CHALLENGE -
Produce an exact transcription of the listing below, omitting the pictures.
◇ ◇ ◇ ◇ ◇
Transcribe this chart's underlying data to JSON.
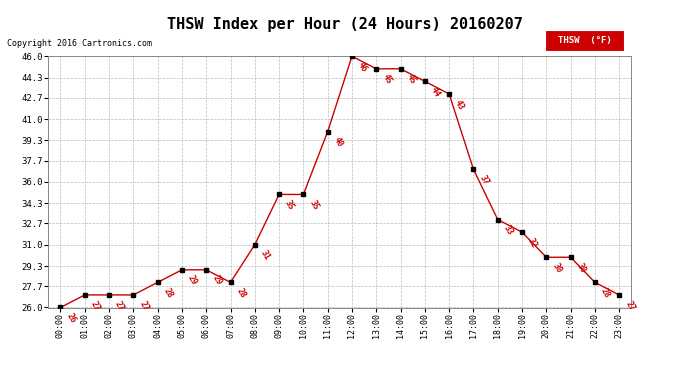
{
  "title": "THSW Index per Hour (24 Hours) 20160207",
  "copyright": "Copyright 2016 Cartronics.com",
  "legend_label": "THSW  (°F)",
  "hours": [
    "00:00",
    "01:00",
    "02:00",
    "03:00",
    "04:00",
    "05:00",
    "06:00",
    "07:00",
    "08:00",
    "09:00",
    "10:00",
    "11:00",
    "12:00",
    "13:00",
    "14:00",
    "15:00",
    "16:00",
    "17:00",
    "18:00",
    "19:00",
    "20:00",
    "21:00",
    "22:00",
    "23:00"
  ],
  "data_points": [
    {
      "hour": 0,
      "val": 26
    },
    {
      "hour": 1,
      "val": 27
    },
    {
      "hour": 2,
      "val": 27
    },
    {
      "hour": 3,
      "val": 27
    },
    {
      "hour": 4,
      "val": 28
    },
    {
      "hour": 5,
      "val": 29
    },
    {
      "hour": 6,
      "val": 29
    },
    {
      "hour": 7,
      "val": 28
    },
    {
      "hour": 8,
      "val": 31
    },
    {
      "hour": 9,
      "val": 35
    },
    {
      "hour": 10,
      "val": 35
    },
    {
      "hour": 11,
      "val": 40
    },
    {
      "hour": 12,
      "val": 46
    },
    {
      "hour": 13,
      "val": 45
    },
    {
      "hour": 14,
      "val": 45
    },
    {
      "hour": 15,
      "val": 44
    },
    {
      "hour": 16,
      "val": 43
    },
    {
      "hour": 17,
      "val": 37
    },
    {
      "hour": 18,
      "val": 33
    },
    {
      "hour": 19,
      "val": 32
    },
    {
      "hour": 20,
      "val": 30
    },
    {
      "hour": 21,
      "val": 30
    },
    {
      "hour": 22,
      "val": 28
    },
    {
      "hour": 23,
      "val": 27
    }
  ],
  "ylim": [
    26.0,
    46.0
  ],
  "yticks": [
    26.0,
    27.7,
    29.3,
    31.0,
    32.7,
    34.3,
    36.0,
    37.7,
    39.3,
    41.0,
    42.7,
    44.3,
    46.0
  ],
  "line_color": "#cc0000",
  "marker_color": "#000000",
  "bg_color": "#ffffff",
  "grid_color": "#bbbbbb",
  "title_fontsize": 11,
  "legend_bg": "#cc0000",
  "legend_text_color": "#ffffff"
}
◇ ◇ ◇ ◇ ◇
SOLVED EXERCISE -
Transcribe this chart's underlying data to JSON.
{
  "title": "THSW Index per Hour (24 Hours) 20160207",
  "copyright": "Copyright 2016 Cartronics.com",
  "legend_label": "THSW  (°F)",
  "hours": [
    "00:00",
    "01:00",
    "02:00",
    "03:00",
    "04:00",
    "05:00",
    "06:00",
    "07:00",
    "08:00",
    "09:00",
    "10:00",
    "11:00",
    "12:00",
    "13:00",
    "14:00",
    "15:00",
    "16:00",
    "17:00",
    "18:00",
    "19:00",
    "20:00",
    "21:00",
    "22:00",
    "23:00"
  ],
  "data_points": [
    {
      "hour": 0,
      "val": 26
    },
    {
      "hour": 1,
      "val": 27
    },
    {
      "hour": 2,
      "val": 27
    },
    {
      "hour": 3,
      "val": 27
    },
    {
      "hour": 4,
      "val": 28
    },
    {
      "hour": 5,
      "val": 29
    },
    {
      "hour": 6,
      "val": 29
    },
    {
      "hour": 7,
      "val": 28
    },
    {
      "hour": 8,
      "val": 31
    },
    {
      "hour": 9,
      "val": 35
    },
    {
      "hour": 10,
      "val": 35
    },
    {
      "hour": 11,
      "val": 40
    },
    {
      "hour": 12,
      "val": 46
    },
    {
      "hour": 13,
      "val": 45
    },
    {
      "hour": 14,
      "val": 45
    },
    {
      "hour": 15,
      "val": 44
    },
    {
      "hour": 16,
      "val": 43
    },
    {
      "hour": 17,
      "val": 37
    },
    {
      "hour": 18,
      "val": 33
    },
    {
      "hour": 19,
      "val": 32
    },
    {
      "hour": 20,
      "val": 30
    },
    {
      "hour": 21,
      "val": 30
    },
    {
      "hour": 22,
      "val": 28
    },
    {
      "hour": 23,
      "val": 27
    }
  ],
  "ylim": [
    26.0,
    46.0
  ],
  "yticks": [
    26.0,
    27.7,
    29.3,
    31.0,
    32.7,
    34.3,
    36.0,
    37.7,
    39.3,
    41.0,
    42.7,
    44.3,
    46.0
  ],
  "line_color": "#cc0000",
  "marker_color": "#000000",
  "bg_color": "#ffffff",
  "grid_color": "#bbbbbb",
  "title_fontsize": 11,
  "legend_bg": "#cc0000",
  "legend_text_color": "#ffffff"
}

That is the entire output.